■ Exercise aim: The complete listing should be restated exactly.

■ Exercise data:
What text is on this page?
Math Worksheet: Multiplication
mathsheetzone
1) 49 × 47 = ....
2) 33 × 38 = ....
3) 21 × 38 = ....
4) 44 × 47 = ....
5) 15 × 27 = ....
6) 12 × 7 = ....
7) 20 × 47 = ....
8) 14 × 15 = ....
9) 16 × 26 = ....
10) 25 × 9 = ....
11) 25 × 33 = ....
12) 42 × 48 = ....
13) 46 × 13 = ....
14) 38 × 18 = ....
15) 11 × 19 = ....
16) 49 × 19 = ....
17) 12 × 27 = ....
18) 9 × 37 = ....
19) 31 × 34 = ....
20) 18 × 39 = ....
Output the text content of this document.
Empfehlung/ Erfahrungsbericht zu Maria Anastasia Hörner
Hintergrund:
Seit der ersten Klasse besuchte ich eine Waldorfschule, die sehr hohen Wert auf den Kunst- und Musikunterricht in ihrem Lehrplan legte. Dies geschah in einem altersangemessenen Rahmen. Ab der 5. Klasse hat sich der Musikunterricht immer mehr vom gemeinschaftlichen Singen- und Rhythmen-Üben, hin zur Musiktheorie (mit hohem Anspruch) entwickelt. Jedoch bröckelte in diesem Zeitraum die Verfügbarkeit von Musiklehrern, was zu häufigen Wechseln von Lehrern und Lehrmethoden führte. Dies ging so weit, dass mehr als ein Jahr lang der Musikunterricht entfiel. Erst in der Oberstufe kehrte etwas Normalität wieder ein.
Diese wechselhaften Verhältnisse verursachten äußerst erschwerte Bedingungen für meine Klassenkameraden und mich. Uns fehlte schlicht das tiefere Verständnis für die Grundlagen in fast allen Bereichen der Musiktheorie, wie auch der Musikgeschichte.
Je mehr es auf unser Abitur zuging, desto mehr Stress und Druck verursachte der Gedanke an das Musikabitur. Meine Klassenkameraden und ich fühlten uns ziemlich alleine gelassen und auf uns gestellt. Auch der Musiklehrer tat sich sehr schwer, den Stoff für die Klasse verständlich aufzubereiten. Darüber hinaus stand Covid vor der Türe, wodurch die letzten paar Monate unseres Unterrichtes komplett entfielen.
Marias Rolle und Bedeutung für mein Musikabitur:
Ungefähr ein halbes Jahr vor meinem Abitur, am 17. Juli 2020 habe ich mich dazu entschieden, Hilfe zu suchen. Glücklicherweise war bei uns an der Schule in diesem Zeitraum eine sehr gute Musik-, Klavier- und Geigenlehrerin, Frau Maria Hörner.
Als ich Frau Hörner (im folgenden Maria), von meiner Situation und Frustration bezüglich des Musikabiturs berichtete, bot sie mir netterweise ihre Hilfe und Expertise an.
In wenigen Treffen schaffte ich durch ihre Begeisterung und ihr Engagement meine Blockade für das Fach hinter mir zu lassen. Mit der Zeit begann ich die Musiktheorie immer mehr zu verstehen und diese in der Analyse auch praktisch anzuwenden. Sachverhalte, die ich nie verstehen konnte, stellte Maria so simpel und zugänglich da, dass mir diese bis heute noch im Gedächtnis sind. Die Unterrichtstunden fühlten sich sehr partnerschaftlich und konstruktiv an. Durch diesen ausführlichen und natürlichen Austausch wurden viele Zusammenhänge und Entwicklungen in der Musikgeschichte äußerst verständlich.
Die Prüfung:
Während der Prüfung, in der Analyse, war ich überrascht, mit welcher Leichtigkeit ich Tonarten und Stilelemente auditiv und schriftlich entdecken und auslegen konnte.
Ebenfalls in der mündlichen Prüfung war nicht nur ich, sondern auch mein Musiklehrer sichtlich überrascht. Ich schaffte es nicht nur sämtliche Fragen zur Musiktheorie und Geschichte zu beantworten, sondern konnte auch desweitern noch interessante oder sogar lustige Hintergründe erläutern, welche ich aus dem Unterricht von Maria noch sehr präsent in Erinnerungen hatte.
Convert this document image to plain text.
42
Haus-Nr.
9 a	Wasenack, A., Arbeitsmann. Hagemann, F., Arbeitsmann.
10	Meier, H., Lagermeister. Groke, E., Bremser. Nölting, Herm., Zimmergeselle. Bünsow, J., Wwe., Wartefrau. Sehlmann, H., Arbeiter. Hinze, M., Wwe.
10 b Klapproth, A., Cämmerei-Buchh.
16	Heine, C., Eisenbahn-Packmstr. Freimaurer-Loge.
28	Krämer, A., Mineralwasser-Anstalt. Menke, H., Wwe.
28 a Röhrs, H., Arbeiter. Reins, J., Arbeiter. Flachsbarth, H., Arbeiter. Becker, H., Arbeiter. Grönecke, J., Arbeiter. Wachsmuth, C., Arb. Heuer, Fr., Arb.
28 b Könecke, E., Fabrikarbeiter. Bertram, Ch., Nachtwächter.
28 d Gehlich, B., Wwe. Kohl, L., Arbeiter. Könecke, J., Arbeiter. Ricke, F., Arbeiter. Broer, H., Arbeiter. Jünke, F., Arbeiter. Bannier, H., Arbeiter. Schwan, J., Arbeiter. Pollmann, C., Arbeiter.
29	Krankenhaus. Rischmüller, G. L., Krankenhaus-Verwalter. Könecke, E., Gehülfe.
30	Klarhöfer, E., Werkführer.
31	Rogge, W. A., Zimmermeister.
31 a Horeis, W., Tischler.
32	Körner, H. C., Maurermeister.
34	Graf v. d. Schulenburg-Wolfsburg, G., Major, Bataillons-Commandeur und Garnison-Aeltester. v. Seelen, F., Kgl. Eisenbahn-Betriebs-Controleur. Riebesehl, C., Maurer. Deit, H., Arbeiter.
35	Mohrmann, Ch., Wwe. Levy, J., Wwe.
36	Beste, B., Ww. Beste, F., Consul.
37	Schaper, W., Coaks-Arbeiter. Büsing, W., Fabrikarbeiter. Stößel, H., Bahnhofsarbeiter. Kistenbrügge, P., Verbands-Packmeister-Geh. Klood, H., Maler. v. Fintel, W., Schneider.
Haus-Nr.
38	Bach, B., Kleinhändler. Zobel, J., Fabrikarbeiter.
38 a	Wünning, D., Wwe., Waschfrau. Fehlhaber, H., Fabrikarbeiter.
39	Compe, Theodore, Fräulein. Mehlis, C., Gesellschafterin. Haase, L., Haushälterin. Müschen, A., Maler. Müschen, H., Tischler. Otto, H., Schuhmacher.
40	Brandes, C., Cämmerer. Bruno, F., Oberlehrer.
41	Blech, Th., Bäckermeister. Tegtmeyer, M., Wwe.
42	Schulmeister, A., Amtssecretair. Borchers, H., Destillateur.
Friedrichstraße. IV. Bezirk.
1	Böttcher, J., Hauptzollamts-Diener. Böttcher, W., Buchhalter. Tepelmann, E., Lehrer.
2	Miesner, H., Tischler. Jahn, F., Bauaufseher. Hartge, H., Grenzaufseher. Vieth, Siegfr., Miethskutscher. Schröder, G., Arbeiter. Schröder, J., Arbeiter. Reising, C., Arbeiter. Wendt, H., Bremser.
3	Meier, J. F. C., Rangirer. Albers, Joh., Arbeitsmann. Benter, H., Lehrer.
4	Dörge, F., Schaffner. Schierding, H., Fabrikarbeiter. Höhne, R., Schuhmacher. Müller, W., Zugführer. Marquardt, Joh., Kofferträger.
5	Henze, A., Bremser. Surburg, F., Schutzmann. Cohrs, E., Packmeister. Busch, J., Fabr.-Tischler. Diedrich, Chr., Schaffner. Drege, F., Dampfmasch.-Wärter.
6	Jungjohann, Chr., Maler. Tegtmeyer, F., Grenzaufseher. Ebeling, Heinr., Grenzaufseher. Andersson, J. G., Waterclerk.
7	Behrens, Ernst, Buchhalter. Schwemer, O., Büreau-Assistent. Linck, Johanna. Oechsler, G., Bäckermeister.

■ Task response:
What text is on this page?
Math Worksheet: Multiplication
mathsheetzone
1) 49 × 47 = ....
2) 33 × 38 = ....
3) 21 × 38 = ....
4) 44 × 47 = ....
5) 15 × 27 = ....
6) 12 × 7 = ....
7) 20 × 47 = ....
8) 14 × 15 = ....
9) 16 × 26 = ....
10) 25 × 9 = ....
11) 25 × 33 = ....
12) 42 × 48 = ....
13) 46 × 13 = ....
14) 38 × 18 = ....
15) 11 × 19 = ....
16) 49 × 19 = ....
17) 12 × 27 = ....
18) 9 × 37 = ....
19) 31 × 34 = ....
20) 18 × 39 = ....
Output the text content of this document.
Empfehlung/ Erfahrungsbericht zu Maria Anastasia Hörner
Hintergrund:
Seit der ersten Klasse besuchte ich eine Waldorfschule, die sehr hohen Wert auf den Kunst- und Musikunterricht in ihrem Lehrplan legte. Dies geschah in einem altersangemessenen Rahmen. Ab der 5. Klasse hat sich der Musikunterricht immer mehr vom gemeinschaftlichen Singen- und Rhythmen-Üben, hin zur Musiktheorie (mit hohem Anspruch) entwickelt. Jedoch bröckelte in diesem Zeitraum die Verfügbarkeit von Musiklehrern, was zu häufigen Wechseln von Lehrern und Lehrmethoden führte. Dies ging so weit, dass mehr als ein Jahr lang der Musikunterricht entfiel. Erst in der Oberstufe kehrte etwas Normalität wieder ein.
Diese wechselhaften Verhältnisse verursachten äußerst erschwerte Bedingungen für meine Klassenkameraden und mich. Uns fehlte schlicht das tiefere Verständnis für die Grundlagen in fast allen Bereichen der Musiktheorie, wie auch der Musikgeschichte.
Je mehr es auf unser Abitur zuging, desto mehr Stress und Druck verursachte der Gedanke an das Musikabitur. Meine Klassenkameraden und ich fühlten uns ziemlich alleine gelassen und auf uns gestellt. Auch der Musiklehrer tat sich sehr schwer, den Stoff für die Klasse verständlich aufzubereiten. Darüber hinaus stand Covid vor der Türe, wodurch die letzten paar Monate unseres Unterrichtes komplett entfielen.
Marias Rolle und Bedeutung für mein Musikabitur:
Ungefähr ein halbes Jahr vor meinem Abitur, am 17. Juli 2020 habe ich mich dazu entschieden, Hilfe zu suchen. Glücklicherweise war bei uns an der Schule in diesem Zeitraum eine sehr gute Musik-, Klavier- und Geigenlehrerin, Frau Maria Hörner.
Als ich Frau Hörner (im folgenden Maria), von meiner Situation und Frustration bezüglich des Musikabiturs berichtete, bot sie mir netterweise ihre Hilfe und Expertise an.
In wenigen Treffen schaffte ich durch ihre Begeisterung und ihr Engagement meine Blockade für das Fach hinter mir zu lassen. Mit der Zeit begann ich die Musiktheorie immer mehr zu verstehen und diese in der Analyse auch praktisch anzuwenden. Sachverhalte, die ich nie verstehen konnte, stellte Maria so simpel und zugänglich da, dass mir diese bis heute noch im Gedächtnis sind. Die Unterrichtstunden fühlten sich sehr partnerschaftlich und konstruktiv an. Durch diesen ausführlichen und natürlichen Austausch wurden viele Zusammenhänge und Entwicklungen in der Musikgeschichte äußerst verständlich.
Die Prüfung:
Während der Prüfung, in der Analyse, war ich überrascht, mit welcher Leichtigkeit ich Tonarten und Stilelemente auditiv und schriftlich entdecken und auslegen konnte.
Ebenfalls in der mündlichen Prüfung war nicht nur ich, sondern auch mein Musiklehrer sichtlich überrascht. Ich schaffte es nicht nur sämtliche Fragen zur Musiktheorie und Geschichte zu beantworten, sondern konnte auch desweitern noch interessante oder sogar lustige Hintergründe erläutern, welche ich aus dem Unterricht von Maria noch sehr präsent in Erinnerungen hatte.
Convert this document image to plain text.
42
Haus-Nr.
9 a	Wasenack, A., Arbeitsmann. Hagemann, F., Arbeitsmann.
10	Meier, H., Lagermeister. Groke, E., Bremser. Nölting, Herm., Zimmergeselle. Bünsow, J., Wwe., Wartefrau. Sehlmann, H., Arbeiter. Hinze, M., Wwe.
10 b Klapproth, A., Cämmerei-Buchh.
16	Heine, C., Eisenbahn-Packmstr. Freimaurer-Loge.
28	Krämer, A., Mineralwasser-Anstalt. Menke, H., Wwe.
28 a Röhrs, H., Arbeiter. Reins, J., Arbeiter. Flachsbarth, H., Arbeiter. Becker, H., Arbeiter. Grönecke, J., Arbeiter. Wachsmuth, C., Arb. Heuer, Fr., Arb.
28 b Könecke, E., Fabrikarbeiter. Bertram, Ch., Nachtwächter.
28 d Gehlich, B., Wwe. Kohl, L., Arbeiter. Könecke, J., Arbeiter. Ricke, F., Arbeiter. Broer, H., Arbeiter. Jünke, F., Arbeiter. Bannier, H., Arbeiter. Schwan, J., Arbeiter. Pollmann, C., Arbeiter.
29	Krankenhaus. Rischmüller, G. L., Krankenhaus-Verwalter. Könecke, E., Gehülfe.
30	Klarhöfer, E., Werkführer.
31	Rogge, W. A., Zimmermeister.
31 a Horeis, W., Tischler.
32	Körner, H. C., Maurermeister.
34	Graf v. d. Schulenburg-Wolfsburg, G., Major, Bataillons-Commandeur und Garnison-Aeltester. v. Seelen, F., Kgl. Eisenbahn-Betriebs-Controleur. Riebesehl, C., Maurer. Deit, H., Arbeiter.
35	Mohrmann, Ch., Wwe. Levy, J., Wwe.
36	Beste, B., Ww. Beste, F., Consul.
37	Schaper, W., Coaks-Arbeiter. Büsing, W., Fabrikarbeiter. Stößel, H., Bahnhofsarbeiter. Kistenbrügge, P., Verbands-Packmeister-Geh. Klood, H., Maler. v. Fintel, W., Schneider.
Haus-Nr.
38	Bach, B., Kleinhändler. Zobel, J., Fabrikarbeiter.
38 a	Wünning, D., Wwe., Waschfrau. Fehlhaber, H., Fabrikarbeiter.
39	Compe, Theodore, Fräulein. Mehlis, C., Gesellschafterin. Haase, L., Haushälterin. Müschen, A., Maler. Müschen, H., Tischler. Otto, H., Schuhmacher.
40	Brandes, C., Cämmerer. Bruno, F., Oberlehrer.
41	Blech, Th., Bäckermeister. Tegtmeyer, M., Wwe.
42	Schulmeister, A., Amtssecretair. Borchers, H., Destillateur.
Friedrichstraße. IV. Bezirk.
1	Böttcher, J., Hauptzollamts-Diener. Böttcher, W., Buchhalter. Tepelmann, E., Lehrer.
2	Miesner, H., Tischler. Jahn, F., Bauaufseher. Hartge, H., Grenzaufseher. Vieth, Siegfr., Miethskutscher. Schröder, G., Arbeiter. Schröder, J., Arbeiter. Reising, C., Arbeiter. Wendt, H., Bremser.
3	Meier, J. F. C., Rangirer. Albers, Joh., Arbeitsmann. Benter, H., Lehrer.
4	Dörge, F., Schaffner. Schierding, H., Fabrikarbeiter. Höhne, R., Schuhmacher. Müller, W., Zugführer. Marquardt, Joh., Kofferträger.
5	Henze, A., Bremser. Surburg, F., Schutzmann. Cohrs, E., Packmeister. Busch, J., Fabr.-Tischler. Diedrich, Chr., Schaffner. Drege, F., Dampfmasch.-Wärter.
6	Jungjohann, Chr., Maler. Tegtmeyer, F., Grenzaufseher. Ebeling, Heinr., Grenzaufseher. Andersson, J. G., Waterclerk.
7	Behrens, Ernst, Buchhalter. Schwemer, O., Büreau-Assistent. Linck, Johanna. Oechsler, G., Bäckermeister.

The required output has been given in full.